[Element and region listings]

********

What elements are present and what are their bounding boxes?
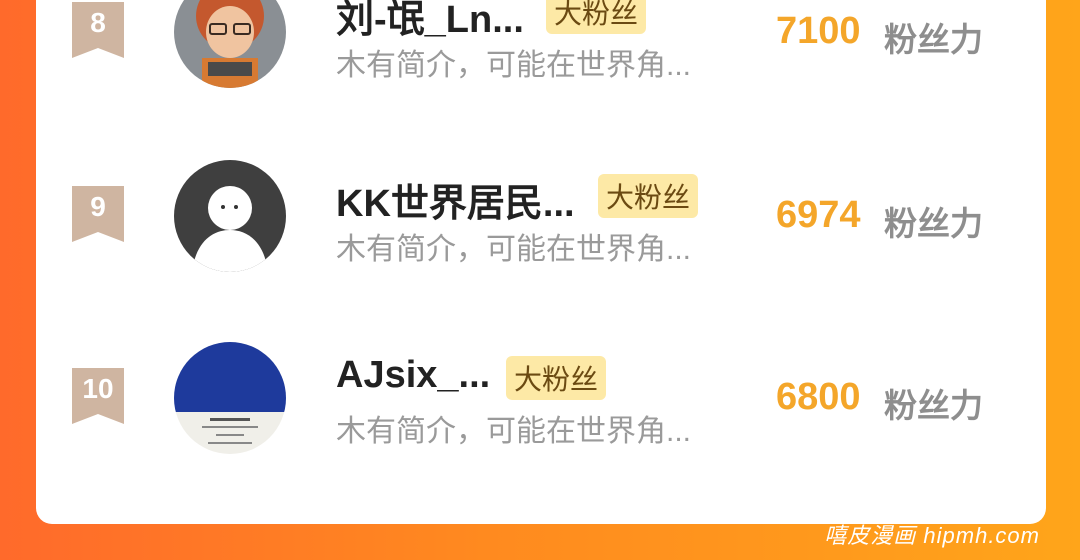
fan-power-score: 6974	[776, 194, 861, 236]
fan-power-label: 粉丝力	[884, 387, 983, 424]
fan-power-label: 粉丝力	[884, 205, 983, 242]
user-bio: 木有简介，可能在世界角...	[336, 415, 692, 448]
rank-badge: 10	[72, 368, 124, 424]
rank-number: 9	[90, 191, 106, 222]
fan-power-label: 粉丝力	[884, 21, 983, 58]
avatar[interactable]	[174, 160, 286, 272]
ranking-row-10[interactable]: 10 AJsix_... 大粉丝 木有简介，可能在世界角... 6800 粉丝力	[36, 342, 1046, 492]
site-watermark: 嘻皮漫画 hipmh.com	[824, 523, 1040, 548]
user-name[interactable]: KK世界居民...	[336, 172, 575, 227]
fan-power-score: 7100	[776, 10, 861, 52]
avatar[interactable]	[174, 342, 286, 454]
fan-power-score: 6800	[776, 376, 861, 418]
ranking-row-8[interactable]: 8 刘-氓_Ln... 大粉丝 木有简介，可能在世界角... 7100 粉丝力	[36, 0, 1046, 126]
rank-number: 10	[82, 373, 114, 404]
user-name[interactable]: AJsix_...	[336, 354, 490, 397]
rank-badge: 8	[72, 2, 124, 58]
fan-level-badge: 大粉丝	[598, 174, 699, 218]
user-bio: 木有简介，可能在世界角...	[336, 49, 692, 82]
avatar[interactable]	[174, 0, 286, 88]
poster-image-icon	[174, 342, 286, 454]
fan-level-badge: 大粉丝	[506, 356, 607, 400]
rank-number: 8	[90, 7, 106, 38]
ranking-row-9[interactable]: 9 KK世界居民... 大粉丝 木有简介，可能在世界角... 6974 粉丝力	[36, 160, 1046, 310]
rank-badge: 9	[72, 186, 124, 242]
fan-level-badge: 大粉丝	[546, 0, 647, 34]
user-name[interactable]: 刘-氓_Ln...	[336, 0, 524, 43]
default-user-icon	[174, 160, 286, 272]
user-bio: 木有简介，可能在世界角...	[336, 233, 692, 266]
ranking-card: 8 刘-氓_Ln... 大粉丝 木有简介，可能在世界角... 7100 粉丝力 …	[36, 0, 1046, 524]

********

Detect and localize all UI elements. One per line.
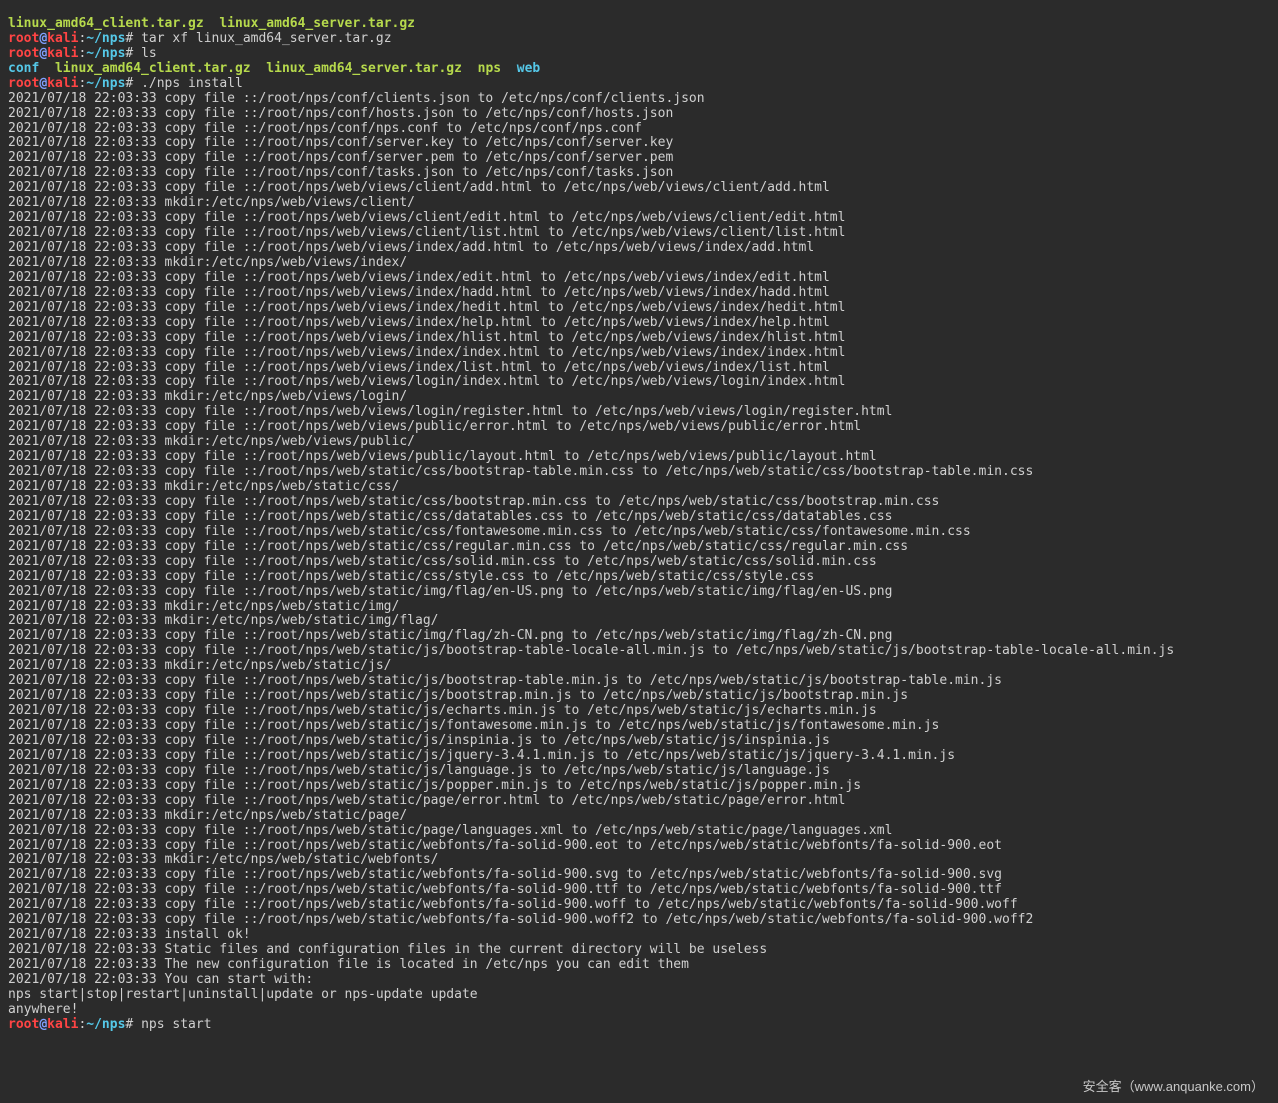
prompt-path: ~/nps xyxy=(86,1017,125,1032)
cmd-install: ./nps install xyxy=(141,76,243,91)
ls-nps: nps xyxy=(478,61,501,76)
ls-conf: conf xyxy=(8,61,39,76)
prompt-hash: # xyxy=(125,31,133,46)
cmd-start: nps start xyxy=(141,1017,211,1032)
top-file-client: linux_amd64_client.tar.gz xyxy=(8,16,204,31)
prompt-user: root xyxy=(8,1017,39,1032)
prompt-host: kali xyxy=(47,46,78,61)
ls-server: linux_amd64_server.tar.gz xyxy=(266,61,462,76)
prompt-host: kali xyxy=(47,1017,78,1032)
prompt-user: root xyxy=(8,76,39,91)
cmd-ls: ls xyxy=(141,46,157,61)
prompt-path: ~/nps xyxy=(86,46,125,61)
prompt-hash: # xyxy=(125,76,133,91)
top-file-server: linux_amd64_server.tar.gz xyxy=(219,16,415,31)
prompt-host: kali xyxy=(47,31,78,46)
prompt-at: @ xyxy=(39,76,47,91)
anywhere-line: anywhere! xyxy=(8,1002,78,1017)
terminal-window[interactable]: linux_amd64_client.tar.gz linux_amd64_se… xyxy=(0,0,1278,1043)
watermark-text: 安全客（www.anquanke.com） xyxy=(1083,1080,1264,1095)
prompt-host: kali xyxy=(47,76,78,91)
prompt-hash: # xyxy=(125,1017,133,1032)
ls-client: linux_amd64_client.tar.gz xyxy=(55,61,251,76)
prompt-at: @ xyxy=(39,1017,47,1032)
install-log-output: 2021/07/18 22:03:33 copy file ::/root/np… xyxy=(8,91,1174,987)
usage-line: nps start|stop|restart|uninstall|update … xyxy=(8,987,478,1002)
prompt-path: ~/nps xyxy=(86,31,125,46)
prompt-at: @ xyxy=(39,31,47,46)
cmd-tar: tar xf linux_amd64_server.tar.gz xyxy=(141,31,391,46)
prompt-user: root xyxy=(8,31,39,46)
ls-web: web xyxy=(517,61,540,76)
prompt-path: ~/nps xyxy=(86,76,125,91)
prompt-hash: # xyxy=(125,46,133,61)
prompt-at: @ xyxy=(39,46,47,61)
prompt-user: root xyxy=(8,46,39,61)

********

**Task statement:**
Copy the rows above verbatim, from the line containing "194, 861, 236]" through the line containing "10, 861, 52]".

**Task response:**
fan-power-score: 6974	[776, 194, 861, 236]
fan-power-label: 粉丝力	[884, 387, 983, 424]
fan-power-label: 粉丝力	[884, 205, 983, 242]
user-bio: 木有简介，可能在世界角...	[336, 415, 692, 448]
rank-badge: 10	[72, 368, 124, 424]
rank-number: 9	[90, 191, 106, 222]
fan-power-label: 粉丝力	[884, 21, 983, 58]
avatar[interactable]	[174, 160, 286, 272]
ranking-row-10[interactable]: 10 AJsix_... 大粉丝 木有简介，可能在世界角... 6800 粉丝力	[36, 342, 1046, 492]
site-watermark: 嘻皮漫画 hipmh.com	[824, 523, 1040, 548]
user-name[interactable]: KK世界居民...	[336, 172, 575, 227]
fan-power-score: 7100	[776, 10, 861, 52]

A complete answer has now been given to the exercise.